Activity 1. In the comment on Thom Hartmann's article, update the passage that begins at the words "In our unique" and stops after "has been rejected.", replacing "Medical Scholars Program" with "Medical Scholars Track".
Activity 2. According to the comment on Thom Hartmann's article, in what year did Germany start the world's first single-payer healthcare system?

Re: Thom Hartmann FA Hayek vs. the Birth of Democratic Socialism
October 19, 2025
I am appreciative for the deep dive Thom produces, yet must address the use of sophsiticated terms that have no meaning to most of us when arguing our points. Thom’s previous prediction that the US Economy would fail looms as an example of over-prediction. I caution that non-physicians attempting to profit from Medicine are working on their own thru governmental and commercial interests and keep getting it wrong.
I am also amazed how the simple Google Chat can shed insights of hostory as Thom does if one possesses a knowledge base to ask better questions. Thom’s article writes:
“Germany’s social welfare state led all other developed nations by the end of the 1920s, that country having led the pack by initiating the world’s first single-payer healthcare system in 1884.[xxxi]”
In our unique Medical Scholars Program at the University of Illinois at Urbana Champaign, we studied the history of worker Unions. It is of note that the program no longer exists. High level Academics in training Doctors has been rejected.
There is a contrast between the development of Worker Unions in England (Equality - everyone the same) and some 100 years later in Germany (Equitty - to each by the need). We oscillate back and forth as if one is superior to the other, when both in the context of employment are flawed. This is the unsolved hybrid.
Single Payer is not just how the money is paid, but also how the money is collected. Taxing only workers for Care thru payroll is lopsided and insolvent. The German Socialist System correctly emphasized Fee-For-Service, which I submit is the most cost-effective and quality assuring system. Yet, it collects funds from taxation of workers. This is the unstable.
We often address only part of a problem. I argue that the combination of a Fee-For Service with Universal Population Coverage is what gives us what we want. My internet search indicates that no single country perfectly combines all three of the necessary elements of 1) State Level Single Payer Fee-For-Service payments, 2) Universal State Level Mandatory Sales Tax, funding 3) Universal Population Coverage for Medical Care, This elimates the insane for nothing overhead of Commercial Health Insurance Corporations.

Data extracts.
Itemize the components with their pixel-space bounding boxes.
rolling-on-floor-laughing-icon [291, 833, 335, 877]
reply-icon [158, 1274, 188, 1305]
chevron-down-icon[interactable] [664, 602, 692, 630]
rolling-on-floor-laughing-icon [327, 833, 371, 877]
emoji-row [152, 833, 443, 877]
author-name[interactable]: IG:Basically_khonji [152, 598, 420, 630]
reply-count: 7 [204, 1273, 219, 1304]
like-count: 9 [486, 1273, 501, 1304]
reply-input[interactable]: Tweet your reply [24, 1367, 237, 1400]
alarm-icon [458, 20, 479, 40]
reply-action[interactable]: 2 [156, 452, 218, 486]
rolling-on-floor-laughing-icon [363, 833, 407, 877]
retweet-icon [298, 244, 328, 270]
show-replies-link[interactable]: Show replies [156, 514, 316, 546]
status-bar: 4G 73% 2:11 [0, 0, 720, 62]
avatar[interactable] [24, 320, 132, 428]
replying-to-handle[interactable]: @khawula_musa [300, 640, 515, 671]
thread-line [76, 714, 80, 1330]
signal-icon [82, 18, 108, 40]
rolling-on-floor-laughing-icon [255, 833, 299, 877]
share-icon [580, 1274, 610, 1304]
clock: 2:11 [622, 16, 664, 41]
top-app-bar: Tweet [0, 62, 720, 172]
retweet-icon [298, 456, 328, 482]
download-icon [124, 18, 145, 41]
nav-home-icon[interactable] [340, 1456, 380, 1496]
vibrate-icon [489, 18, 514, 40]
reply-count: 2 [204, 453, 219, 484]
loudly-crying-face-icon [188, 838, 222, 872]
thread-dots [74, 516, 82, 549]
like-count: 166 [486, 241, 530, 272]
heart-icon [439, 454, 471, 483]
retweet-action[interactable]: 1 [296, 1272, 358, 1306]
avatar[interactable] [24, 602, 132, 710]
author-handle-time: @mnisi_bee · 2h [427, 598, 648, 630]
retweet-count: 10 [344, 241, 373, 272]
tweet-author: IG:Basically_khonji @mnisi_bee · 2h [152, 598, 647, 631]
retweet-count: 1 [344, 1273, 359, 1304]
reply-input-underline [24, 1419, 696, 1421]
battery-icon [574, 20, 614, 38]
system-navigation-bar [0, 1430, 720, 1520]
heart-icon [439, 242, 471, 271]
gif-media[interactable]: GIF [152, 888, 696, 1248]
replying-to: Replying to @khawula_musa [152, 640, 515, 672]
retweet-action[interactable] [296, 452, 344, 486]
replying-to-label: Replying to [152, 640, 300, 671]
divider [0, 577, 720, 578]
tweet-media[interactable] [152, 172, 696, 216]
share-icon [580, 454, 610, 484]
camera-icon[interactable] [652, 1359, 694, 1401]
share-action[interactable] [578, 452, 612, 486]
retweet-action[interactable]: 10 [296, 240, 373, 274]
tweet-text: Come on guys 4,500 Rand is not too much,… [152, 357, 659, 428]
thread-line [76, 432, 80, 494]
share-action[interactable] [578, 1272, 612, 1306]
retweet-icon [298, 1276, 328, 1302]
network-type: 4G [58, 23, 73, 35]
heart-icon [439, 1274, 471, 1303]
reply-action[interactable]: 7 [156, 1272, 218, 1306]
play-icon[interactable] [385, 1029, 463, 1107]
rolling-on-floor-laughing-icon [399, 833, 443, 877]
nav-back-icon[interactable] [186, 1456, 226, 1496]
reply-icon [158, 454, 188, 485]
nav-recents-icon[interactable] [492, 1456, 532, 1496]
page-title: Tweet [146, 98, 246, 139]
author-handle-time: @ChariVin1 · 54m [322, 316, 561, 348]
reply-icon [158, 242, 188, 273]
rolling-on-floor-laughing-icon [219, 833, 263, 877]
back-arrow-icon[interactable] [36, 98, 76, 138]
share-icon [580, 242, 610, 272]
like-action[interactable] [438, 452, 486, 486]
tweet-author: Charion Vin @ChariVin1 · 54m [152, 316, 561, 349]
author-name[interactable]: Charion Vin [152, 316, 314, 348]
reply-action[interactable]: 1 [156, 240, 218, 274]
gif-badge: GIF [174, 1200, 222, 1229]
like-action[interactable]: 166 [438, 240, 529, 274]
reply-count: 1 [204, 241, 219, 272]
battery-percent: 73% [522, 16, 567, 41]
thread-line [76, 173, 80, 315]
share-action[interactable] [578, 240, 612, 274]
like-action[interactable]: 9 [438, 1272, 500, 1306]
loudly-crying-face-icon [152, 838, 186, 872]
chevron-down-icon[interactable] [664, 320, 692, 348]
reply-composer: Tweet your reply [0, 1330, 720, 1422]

Answer section 1.
In our unique Medical Scholars Track at the University of Illinois at Urbana Champaign, we studied the history of worker Unions. It is of note that the program no longer exists. High level Academics in training Doctors has been rejected.

Answer section 2. 1884